_What the task asks_: Reproduce all of the data exactly, with no line skipped.

[Records contained in a dataset]
◆ ◆ ◆ ◆ ◆ ◆ ◆

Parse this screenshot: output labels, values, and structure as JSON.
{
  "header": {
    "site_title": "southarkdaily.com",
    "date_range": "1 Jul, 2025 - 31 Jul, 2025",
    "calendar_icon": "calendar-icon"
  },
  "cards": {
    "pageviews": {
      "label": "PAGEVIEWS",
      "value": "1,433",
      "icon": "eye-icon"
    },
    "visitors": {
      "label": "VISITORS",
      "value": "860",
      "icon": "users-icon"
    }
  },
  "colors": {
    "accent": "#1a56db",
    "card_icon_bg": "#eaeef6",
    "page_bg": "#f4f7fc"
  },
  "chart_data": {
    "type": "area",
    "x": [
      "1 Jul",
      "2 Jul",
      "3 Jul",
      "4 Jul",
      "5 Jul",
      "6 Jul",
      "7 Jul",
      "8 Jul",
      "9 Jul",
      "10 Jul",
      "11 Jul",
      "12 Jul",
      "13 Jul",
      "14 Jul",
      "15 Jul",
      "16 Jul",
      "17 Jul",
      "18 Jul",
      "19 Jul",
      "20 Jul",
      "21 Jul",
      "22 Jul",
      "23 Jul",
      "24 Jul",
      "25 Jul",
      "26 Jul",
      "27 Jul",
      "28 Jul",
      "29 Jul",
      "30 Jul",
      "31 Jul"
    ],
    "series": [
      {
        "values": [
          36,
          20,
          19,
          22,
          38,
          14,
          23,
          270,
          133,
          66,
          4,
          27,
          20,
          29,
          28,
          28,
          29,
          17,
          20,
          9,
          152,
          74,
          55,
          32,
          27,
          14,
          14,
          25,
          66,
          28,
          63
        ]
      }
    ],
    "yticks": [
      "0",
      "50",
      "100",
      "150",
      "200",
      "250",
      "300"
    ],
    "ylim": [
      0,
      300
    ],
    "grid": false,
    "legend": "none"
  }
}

◆ ◆ ◆ ◆ ◆ ◆ ◆

_Correct result_:
Parse this screenshot: output labels, values, and structure as JSON.
{
  "header": {
    "site_title": "southarkdaily.com",
    "date_range": "1 Jul, 2025 - 31 Jul, 2025",
    "calendar_icon": "calendar-icon"
  },
  "cards": {
    "pageviews": {
      "label": "PAGEVIEWS",
      "value": "1,433",
      "icon": "eye-icon"
    },
    "visitors": {
      "label": "VISITORS",
      "value": "860",
      "icon": "users-icon"
    }
  },
  "colors": {
    "accent": "#1a56db",
    "card_icon_bg": "#eaeef6",
    "page_bg": "#f4f7fc"
  },
  "chart_data": {
    "type": "area",
    "x": [
      "1 Jul",
      "2 Jul",
      "3 Jul",
      "4 Jul",
      "5 Jul",
      "6 Jul",
      "7 Jul",
      "8 Jul",
      "9 Jul",
      "10 Jul",
      "11 Jul",
      "12 Jul",
      "13 Jul",
      "14 Jul",
      "15 Jul",
      "16 Jul",
      "17 Jul",
      "18 Jul",
      "19 Jul",
      "20 Jul",
      "21 Jul",
      "22 Jul",
      "23 Jul",
      "24 Jul",
      "25 Jul",
      "26 Jul",
      "27 Jul",
      "28 Jul",
      "29 Jul",
      "30 Jul",
      "31 Jul"
    ],
    "series": [
      {
        "values": [
          36,
          20,
          19,
          22,
          38,
          14,
          23,
          270,
          133,
          66,
          4,
          27,
          20,
          29,
          28,
          28,
          29,
          17,
          20,
          9,
          152,
          74,
          55,
          32,
          27,
          14,
          14,
          25,
          66,
          28,
          63
        ]
      }
    ],
    "yticks": [
      "0",
      "50",
      "100",
      "150",
      "200",
      "250",
      "300"
    ],
    "ylim": [
      0,
      300
    ],
    "grid": false,
    "legend": "none"
  }
}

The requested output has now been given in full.